EXERCISE REQUIREMENTS:
Each entry that follows must be output without any deviation.
================================
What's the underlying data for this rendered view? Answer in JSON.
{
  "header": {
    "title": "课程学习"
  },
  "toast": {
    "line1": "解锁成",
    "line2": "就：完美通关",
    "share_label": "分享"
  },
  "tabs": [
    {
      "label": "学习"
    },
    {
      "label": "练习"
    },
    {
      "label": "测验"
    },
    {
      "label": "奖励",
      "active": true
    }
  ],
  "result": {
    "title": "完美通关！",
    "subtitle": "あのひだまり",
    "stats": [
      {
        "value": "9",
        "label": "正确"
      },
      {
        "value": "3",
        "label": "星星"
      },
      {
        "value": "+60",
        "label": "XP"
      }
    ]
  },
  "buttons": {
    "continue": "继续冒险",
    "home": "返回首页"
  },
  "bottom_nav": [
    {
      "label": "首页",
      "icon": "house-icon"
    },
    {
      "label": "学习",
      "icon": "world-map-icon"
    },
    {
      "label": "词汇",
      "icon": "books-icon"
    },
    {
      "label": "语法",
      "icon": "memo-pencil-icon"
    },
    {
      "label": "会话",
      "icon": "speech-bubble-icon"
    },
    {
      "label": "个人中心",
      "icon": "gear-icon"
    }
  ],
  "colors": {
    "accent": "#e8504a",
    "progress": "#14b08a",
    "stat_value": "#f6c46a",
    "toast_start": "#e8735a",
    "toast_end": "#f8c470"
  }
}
================================
EXERCISE OUTPUT:
What's the underlying data for this rendered view? Answer in JSON.
{
  "header": {
    "title": "课程学习"
  },
  "toast": {
    "line1": "解锁成",
    "line2": "就：完美通关",
    "share_label": "分享"
  },
  "tabs": [
    {
      "label": "学习"
    },
    {
      "label": "练习"
    },
    {
      "label": "测验"
    },
    {
      "label": "奖励",
      "active": true
    }
  ],
  "result": {
    "title": "完美通关！",
    "subtitle": "あのひだまり",
    "stats": [
      {
        "value": "9",
        "label": "正确"
      },
      {
        "value": "3",
        "label": "星星"
      },
      {
        "value": "+60",
        "label": "XP"
      }
    ]
  },
  "buttons": {
    "continue": "继续冒险",
    "home": "返回首页"
  },
  "bottom_nav": [
    {
      "label": "首页",
      "icon": "house-icon"
    },
    {
      "label": "学习",
      "icon": "world-map-icon"
    },
    {
      "label": "词汇",
      "icon": "books-icon"
    },
    {
      "label": "语法",
      "icon": "memo-pencil-icon"
    },
    {
      "label": "会话",
      "icon": "speech-bubble-icon"
    },
    {
      "label": "个人中心",
      "icon": "gear-icon"
    }
  ],
  "colors": {
    "accent": "#e8504a",
    "progress": "#14b08a",
    "stat_value": "#f6c46a",
    "toast_start": "#e8735a",
    "toast_end": "#f8c470"
  }
}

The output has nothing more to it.